● **Records supplied**:
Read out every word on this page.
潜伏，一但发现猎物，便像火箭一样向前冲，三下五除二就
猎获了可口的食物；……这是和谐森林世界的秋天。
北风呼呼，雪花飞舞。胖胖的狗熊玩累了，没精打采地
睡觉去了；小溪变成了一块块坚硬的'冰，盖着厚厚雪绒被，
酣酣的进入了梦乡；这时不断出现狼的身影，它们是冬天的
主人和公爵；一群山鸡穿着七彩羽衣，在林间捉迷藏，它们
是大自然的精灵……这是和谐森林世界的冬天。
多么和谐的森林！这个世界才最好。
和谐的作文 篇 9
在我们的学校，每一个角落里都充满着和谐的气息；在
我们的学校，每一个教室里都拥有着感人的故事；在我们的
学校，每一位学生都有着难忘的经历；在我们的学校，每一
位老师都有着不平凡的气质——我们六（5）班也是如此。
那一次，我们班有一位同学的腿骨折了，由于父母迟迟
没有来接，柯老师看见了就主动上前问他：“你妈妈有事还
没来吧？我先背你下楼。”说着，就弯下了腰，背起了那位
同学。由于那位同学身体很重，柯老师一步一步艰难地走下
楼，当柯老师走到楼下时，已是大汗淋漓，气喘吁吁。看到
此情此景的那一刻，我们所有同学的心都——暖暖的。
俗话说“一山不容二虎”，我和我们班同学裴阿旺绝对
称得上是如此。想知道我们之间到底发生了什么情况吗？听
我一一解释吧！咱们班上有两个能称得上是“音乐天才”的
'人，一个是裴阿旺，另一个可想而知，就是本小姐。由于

● **Direction**: Return the entries in full, keeping every line exactly as it is.

● **Problem solution**:
Read out every word on this page.
潜伏，一但发现猎物，便像火箭一样向前冲，三下五除二就
猎获了可口的食物；……这是和谐森林世界的秋天。
北风呼呼，雪花飞舞。胖胖的狗熊玩累了，没精打采地
睡觉去了；小溪变成了一块块坚硬的'冰，盖着厚厚雪绒被，
酣酣的进入了梦乡；这时不断出现狼的身影，它们是冬天的
主人和公爵；一群山鸡穿着七彩羽衣，在林间捉迷藏，它们
是大自然的精灵……这是和谐森林世界的冬天。
多么和谐的森林！这个世界才最好。
和谐的作文 篇 9
在我们的学校，每一个角落里都充满着和谐的气息；在
我们的学校，每一个教室里都拥有着感人的故事；在我们的
学校，每一位学生都有着难忘的经历；在我们的学校，每一
位老师都有着不平凡的气质——我们六（5）班也是如此。
那一次，我们班有一位同学的腿骨折了，由于父母迟迟
没有来接，柯老师看见了就主动上前问他：“你妈妈有事还
没来吧？我先背你下楼。”说着，就弯下了腰，背起了那位
同学。由于那位同学身体很重，柯老师一步一步艰难地走下
楼，当柯老师走到楼下时，已是大汗淋漓，气喘吁吁。看到
此情此景的那一刻，我们所有同学的心都——暖暖的。
俗话说“一山不容二虎”，我和我们班同学裴阿旺绝对
称得上是如此。想知道我们之间到底发生了什么情况吗？听
我一一解释吧！咱们班上有两个能称得上是“音乐天才”的
'人，一个是裴阿旺，另一个可想而知，就是本小姐。由于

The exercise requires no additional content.